● Task to complete
Output every line of the data exactly as it appears.

Items from a figure collection

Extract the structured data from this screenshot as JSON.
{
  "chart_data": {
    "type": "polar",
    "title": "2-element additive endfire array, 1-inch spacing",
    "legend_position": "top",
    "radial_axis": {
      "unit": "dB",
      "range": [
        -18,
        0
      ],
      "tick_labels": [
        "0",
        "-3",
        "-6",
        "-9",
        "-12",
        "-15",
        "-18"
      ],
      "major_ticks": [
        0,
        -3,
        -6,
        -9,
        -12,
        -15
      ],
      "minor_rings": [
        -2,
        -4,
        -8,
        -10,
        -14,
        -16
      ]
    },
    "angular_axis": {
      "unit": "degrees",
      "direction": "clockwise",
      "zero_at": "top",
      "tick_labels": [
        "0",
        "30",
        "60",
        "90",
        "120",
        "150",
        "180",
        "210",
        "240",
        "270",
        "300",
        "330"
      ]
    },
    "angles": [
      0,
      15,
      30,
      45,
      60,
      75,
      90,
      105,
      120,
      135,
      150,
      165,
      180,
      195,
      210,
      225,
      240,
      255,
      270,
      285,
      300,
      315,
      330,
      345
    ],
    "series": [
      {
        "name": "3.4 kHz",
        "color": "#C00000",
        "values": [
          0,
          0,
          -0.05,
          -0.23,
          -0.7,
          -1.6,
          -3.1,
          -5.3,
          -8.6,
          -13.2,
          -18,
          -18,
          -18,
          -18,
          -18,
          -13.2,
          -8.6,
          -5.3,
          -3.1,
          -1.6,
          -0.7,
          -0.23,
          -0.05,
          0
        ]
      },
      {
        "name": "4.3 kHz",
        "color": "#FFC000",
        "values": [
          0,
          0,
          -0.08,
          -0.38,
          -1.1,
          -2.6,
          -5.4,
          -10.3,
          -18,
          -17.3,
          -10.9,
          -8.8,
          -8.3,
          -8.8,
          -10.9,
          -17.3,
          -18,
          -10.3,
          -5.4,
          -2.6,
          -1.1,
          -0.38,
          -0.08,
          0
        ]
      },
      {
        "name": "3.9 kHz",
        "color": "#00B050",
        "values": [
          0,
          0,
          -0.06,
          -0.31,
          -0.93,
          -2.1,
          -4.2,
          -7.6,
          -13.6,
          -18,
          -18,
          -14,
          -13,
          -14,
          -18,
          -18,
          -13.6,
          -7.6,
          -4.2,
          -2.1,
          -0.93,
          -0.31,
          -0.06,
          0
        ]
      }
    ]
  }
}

● Response
Extract the structured data from this screenshot as JSON.
{
  "chart_data": {
    "type": "polar",
    "title": "2-element additive endfire array, 1-inch spacing",
    "legend_position": "top",
    "radial_axis": {
      "unit": "dB",
      "range": [
        -18,
        0
      ],
      "tick_labels": [
        "0",
        "-3",
        "-6",
        "-9",
        "-12",
        "-15",
        "-18"
      ],
      "major_ticks": [
        0,
        -3,
        -6,
        -9,
        -12,
        -15
      ],
      "minor_rings": [
        -2,
        -4,
        -8,
        -10,
        -14,
        -16
      ]
    },
    "angular_axis": {
      "unit": "degrees",
      "direction": "clockwise",
      "zero_at": "top",
      "tick_labels": [
        "0",
        "30",
        "60",
        "90",
        "120",
        "150",
        "180",
        "210",
        "240",
        "270",
        "300",
        "330"
      ]
    },
    "angles": [
      0,
      15,
      30,
      45,
      60,
      75,
      90,
      105,
      120,
      135,
      150,
      165,
      180,
      195,
      210,
      225,
      240,
      255,
      270,
      285,
      300,
      315,
      330,
      345
    ],
    "series": [
      {
        "name": "3.4 kHz",
        "color": "#C00000",
        "values": [
          0,
          0,
          -0.05,
          -0.23,
          -0.7,
          -1.6,
          -3.1,
          -5.3,
          -8.6,
          -13.2,
          -18,
          -18,
          -18,
          -18,
          -18,
          -13.2,
          -8.6,
          -5.3,
          -3.1,
          -1.6,
          -0.7,
          -0.23,
          -0.05,
          0
        ]
      },
      {
        "name": "4.3 kHz",
        "color": "#FFC000",
        "values": [
          0,
          0,
          -0.08,
          -0.38,
          -1.1,
          -2.6,
          -5.4,
          -10.3,
          -18,
          -17.3,
          -10.9,
          -8.8,
          -8.3,
          -8.8,
          -10.9,
          -17.3,
          -18,
          -10.3,
          -5.4,
          -2.6,
          -1.1,
          -0.38,
          -0.08,
          0
        ]
      },
      {
        "name": "3.9 kHz",
        "color": "#00B050",
        "values": [
          0,
          0,
          -0.06,
          -0.31,
          -0.93,
          -2.1,
          -4.2,
          -7.6,
          -13.6,
          -18,
          -18,
          -14,
          -13,
          -14,
          -18,
          -18,
          -13.6,
          -7.6,
          -4.2,
          -2.1,
          -0.93,
          -0.31,
          -0.06,
          0
        ]
      }
    ]
  }
}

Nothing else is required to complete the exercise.